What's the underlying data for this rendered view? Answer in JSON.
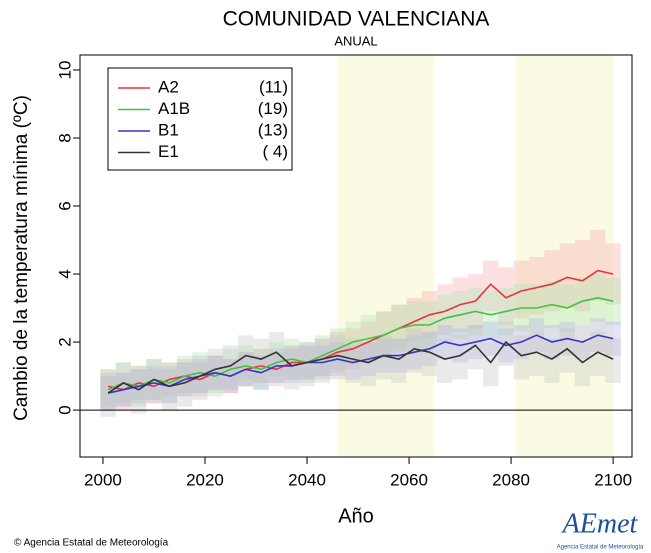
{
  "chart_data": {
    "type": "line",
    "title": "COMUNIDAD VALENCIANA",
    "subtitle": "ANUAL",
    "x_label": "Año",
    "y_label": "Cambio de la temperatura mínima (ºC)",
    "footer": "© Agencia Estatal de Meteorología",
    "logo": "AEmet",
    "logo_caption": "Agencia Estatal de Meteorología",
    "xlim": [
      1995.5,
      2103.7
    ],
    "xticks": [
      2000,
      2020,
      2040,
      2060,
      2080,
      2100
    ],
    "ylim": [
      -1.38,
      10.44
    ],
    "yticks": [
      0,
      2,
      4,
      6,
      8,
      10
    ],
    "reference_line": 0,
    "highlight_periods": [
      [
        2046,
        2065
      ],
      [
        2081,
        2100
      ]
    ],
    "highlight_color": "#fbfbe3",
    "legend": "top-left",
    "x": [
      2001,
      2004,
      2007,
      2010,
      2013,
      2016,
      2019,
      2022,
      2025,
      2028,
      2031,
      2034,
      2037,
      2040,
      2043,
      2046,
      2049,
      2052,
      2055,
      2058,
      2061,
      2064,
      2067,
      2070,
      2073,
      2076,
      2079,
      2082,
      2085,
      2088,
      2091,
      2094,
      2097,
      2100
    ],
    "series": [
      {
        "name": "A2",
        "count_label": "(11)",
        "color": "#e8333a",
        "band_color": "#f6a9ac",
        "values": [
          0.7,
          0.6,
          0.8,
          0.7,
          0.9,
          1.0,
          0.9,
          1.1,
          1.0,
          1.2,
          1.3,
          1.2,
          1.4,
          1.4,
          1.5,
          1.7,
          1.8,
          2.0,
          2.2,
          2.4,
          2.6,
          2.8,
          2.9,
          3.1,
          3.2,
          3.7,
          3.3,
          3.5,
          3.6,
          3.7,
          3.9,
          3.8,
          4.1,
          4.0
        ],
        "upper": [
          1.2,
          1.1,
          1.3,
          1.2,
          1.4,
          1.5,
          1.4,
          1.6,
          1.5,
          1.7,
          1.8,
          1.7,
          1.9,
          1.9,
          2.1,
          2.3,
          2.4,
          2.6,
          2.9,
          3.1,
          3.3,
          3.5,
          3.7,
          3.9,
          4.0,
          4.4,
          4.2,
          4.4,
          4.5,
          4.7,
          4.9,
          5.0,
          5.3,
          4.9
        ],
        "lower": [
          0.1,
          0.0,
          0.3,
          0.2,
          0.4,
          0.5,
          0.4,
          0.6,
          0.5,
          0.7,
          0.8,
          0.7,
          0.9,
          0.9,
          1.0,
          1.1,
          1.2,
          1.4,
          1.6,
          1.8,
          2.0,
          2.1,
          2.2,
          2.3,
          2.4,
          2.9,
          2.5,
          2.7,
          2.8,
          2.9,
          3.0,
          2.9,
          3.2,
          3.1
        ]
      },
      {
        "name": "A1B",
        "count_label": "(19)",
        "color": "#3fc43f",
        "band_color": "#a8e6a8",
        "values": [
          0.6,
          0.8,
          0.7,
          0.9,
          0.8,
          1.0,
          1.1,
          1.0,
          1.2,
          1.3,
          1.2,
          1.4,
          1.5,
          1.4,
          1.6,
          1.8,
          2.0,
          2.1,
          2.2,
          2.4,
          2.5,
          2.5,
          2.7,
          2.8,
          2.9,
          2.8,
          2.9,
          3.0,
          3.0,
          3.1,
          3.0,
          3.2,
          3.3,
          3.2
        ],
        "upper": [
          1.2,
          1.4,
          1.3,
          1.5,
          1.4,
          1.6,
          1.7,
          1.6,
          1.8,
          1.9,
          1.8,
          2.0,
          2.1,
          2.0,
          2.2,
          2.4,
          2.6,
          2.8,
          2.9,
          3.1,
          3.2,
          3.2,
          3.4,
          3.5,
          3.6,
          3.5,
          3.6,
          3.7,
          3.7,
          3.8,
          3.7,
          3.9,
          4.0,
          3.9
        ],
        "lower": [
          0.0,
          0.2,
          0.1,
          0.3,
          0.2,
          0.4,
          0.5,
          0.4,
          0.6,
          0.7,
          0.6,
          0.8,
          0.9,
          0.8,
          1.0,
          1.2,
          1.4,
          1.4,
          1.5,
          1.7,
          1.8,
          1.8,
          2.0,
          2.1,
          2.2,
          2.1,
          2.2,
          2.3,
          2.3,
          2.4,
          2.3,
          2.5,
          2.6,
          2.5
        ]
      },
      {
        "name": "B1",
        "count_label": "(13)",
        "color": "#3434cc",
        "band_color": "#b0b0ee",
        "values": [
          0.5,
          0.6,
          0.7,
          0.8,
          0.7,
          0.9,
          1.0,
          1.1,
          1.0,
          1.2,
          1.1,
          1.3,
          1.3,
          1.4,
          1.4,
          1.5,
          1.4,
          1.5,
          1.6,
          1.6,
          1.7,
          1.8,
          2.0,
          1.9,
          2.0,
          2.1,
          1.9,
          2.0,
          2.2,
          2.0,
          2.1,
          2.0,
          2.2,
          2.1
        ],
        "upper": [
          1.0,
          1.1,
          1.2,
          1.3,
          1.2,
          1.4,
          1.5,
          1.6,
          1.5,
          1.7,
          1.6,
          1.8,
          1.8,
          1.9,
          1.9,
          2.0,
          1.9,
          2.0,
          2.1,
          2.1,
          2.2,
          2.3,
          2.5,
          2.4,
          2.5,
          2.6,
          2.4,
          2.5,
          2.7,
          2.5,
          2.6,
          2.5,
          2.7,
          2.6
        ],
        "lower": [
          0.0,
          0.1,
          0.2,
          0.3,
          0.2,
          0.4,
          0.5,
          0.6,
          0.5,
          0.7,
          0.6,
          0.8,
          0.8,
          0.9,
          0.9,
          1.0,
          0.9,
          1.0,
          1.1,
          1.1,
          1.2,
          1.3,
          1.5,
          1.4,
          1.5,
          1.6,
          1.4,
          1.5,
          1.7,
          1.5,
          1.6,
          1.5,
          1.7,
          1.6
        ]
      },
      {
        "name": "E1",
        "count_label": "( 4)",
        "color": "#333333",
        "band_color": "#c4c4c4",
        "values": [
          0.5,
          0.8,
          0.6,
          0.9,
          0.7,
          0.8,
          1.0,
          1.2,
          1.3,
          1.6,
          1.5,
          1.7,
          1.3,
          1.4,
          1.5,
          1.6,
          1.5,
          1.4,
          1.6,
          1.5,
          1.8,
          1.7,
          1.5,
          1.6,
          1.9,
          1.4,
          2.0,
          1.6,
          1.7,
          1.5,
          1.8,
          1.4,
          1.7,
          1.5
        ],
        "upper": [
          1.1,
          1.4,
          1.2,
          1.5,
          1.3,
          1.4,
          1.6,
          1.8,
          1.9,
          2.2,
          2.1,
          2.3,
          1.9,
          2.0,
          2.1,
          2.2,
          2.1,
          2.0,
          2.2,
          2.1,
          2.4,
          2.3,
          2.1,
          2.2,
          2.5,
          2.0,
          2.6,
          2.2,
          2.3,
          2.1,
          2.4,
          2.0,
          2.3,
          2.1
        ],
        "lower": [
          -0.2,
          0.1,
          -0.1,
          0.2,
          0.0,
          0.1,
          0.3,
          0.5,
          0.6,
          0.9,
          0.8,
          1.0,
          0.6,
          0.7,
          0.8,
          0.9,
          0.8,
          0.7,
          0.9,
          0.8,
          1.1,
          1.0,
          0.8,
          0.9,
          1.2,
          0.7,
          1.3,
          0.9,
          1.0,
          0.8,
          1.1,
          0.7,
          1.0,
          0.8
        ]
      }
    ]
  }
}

━━━━

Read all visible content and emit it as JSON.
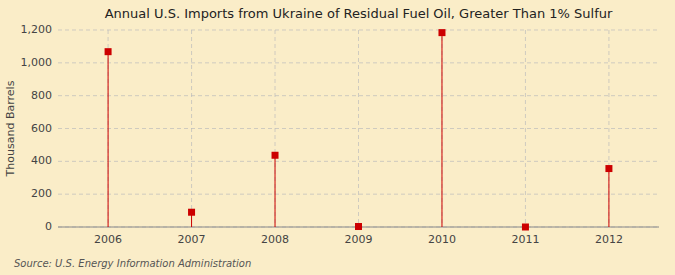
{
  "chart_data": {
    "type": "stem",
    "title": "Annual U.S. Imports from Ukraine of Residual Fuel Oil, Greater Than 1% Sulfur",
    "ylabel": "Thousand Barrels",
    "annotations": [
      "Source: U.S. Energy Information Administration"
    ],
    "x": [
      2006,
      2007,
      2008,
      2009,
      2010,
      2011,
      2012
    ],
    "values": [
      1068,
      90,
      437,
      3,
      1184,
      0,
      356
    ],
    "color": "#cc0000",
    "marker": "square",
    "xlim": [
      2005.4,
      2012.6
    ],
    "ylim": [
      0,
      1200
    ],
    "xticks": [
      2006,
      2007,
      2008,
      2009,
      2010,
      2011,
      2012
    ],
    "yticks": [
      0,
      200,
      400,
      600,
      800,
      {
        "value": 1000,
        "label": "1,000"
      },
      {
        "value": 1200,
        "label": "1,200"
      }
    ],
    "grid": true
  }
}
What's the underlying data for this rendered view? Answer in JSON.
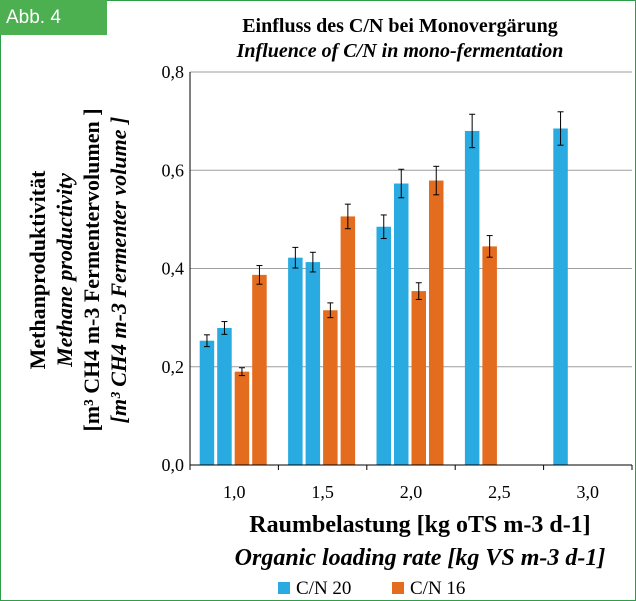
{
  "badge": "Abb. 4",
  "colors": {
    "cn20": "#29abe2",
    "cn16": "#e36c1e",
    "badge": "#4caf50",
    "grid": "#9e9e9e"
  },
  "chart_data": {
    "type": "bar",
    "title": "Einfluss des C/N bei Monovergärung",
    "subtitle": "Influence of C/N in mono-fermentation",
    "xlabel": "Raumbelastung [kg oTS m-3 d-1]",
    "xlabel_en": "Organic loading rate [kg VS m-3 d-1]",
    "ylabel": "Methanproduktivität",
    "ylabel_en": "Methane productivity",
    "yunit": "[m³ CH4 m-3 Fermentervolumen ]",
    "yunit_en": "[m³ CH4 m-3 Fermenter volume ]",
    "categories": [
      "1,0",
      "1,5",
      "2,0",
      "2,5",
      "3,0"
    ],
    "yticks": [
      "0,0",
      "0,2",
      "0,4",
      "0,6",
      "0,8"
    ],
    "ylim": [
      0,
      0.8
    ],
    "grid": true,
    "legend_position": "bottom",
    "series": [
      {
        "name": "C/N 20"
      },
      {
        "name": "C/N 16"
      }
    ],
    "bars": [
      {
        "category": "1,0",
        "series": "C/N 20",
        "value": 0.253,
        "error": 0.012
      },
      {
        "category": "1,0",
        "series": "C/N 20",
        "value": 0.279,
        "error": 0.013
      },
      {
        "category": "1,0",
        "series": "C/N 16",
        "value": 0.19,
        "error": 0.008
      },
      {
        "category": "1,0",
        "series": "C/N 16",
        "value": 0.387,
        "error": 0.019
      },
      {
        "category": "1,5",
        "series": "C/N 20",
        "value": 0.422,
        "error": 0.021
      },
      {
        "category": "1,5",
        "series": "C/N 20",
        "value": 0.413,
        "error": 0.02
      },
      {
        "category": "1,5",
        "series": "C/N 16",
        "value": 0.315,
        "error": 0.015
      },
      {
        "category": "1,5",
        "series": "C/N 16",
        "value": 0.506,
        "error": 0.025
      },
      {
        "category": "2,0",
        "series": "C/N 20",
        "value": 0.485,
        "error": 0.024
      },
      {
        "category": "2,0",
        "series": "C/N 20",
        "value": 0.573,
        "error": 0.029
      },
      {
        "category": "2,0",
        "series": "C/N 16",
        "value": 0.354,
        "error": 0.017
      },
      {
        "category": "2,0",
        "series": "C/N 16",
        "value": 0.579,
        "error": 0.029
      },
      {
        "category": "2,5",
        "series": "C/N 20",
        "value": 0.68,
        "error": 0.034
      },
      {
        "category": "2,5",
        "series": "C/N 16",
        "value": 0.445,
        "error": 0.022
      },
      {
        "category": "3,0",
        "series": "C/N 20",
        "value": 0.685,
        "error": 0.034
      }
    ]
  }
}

━━━━

Copy each line of the listing that contains the string "Agencia".

▶ Correct output
    "footer": "© Agencia Estatal de Meteorología",
    "logo_caption": "Agencia Estatal de Meteorología",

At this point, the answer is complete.